— Start of THE DATA —
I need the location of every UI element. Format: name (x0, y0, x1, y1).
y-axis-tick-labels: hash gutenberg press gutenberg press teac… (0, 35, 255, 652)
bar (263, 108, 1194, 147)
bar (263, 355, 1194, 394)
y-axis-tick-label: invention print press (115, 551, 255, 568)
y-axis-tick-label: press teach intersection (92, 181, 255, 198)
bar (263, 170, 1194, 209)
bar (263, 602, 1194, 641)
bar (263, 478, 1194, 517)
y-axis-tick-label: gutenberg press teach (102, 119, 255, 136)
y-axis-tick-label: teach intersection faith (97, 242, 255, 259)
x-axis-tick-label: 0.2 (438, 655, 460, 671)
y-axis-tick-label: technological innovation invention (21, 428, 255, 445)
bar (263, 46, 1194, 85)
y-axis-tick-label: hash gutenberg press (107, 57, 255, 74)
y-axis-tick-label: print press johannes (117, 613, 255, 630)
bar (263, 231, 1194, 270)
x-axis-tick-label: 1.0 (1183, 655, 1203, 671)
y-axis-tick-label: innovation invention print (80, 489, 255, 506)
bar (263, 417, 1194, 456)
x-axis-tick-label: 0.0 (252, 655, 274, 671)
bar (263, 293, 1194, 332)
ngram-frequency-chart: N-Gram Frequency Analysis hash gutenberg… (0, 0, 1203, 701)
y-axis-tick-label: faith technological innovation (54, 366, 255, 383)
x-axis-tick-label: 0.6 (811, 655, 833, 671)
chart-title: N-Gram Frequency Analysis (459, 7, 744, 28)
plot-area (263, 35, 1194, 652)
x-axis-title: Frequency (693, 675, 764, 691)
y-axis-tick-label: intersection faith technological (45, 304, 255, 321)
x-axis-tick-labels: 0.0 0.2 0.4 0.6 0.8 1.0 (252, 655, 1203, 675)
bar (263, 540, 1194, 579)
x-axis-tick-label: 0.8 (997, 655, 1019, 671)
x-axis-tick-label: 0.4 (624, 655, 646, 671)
— End of THE DATA —
▶ PROBLEM TO SOLVE: Put every line of the data above into a JSON list of strings, one string per line, leaving out any blank lines.

▶ SOLUTION TO THIS TASK:
[
  "I need the location of every UI element. Format: name (x0, y0, x1, y1).",
  "y-axis-tick-labels: hash gutenberg press gutenberg press teac… (0, 35, 255, 652)",
  "bar (263, 108, 1194, 147)",
  "bar (263, 355, 1194, 394)",
  "y-axis-tick-label: invention print press (115, 551, 255, 568)",
  "y-axis-tick-label: press teach intersection (92, 181, 255, 198)",
  "bar (263, 170, 1194, 209)",
  "bar (263, 602, 1194, 641)",
  "bar (263, 478, 1194, 517)",
  "y-axis-tick-label: gutenberg press teach (102, 119, 255, 136)",
  "y-axis-tick-label: teach intersection faith (97, 242, 255, 259)",
  "x-axis-tick-label: 0.2 (438, 655, 460, 671)",
  "y-axis-tick-label: technological innovation invention (21, 428, 255, 445)",
  "bar (263, 46, 1194, 85)",
  "y-axis-tick-label: hash gutenberg press (107, 57, 255, 74)",
  "y-axis-tick-label: print press johannes (117, 613, 255, 630)",
  "bar (263, 231, 1194, 270)",
  "x-axis-tick-label: 1.0 (1183, 655, 1203, 671)",
  "y-axis-tick-label: innovation invention print (80, 489, 255, 506)",
  "bar (263, 417, 1194, 456)",
  "x-axis-tick-label: 0.0 (252, 655, 274, 671)",
  "bar (263, 293, 1194, 332)",
  "ngram-frequency-chart: N-Gram Frequency Analysis hash gutenberg… (0, 0, 1203, 701)",
  "y-axis-tick-label: faith technological innovation (54, 366, 255, 383)",
  "x-axis-tick-label: 0.6 (811, 655, 833, 671)",
  "chart-title: N-Gram Frequency Analysis (459, 7, 744, 28)",
  "plot-area (263, 35, 1194, 652)",
  "x-axis-title: Frequency (693, 675, 764, 691)",
  "y-axis-tick-label: intersection faith technological (45, 304, 255, 321)",
  "x-axis-tick-labels: 0.0 0.2 0.4 0.6 0.8 1.0 (252, 655, 1203, 675)",
  "bar (263, 540, 1194, 579)",
  "x-axis-tick-label: 0.8 (997, 655, 1019, 671)",
  "x-axis-tick-label: 0.4 (624, 655, 646, 671)"
]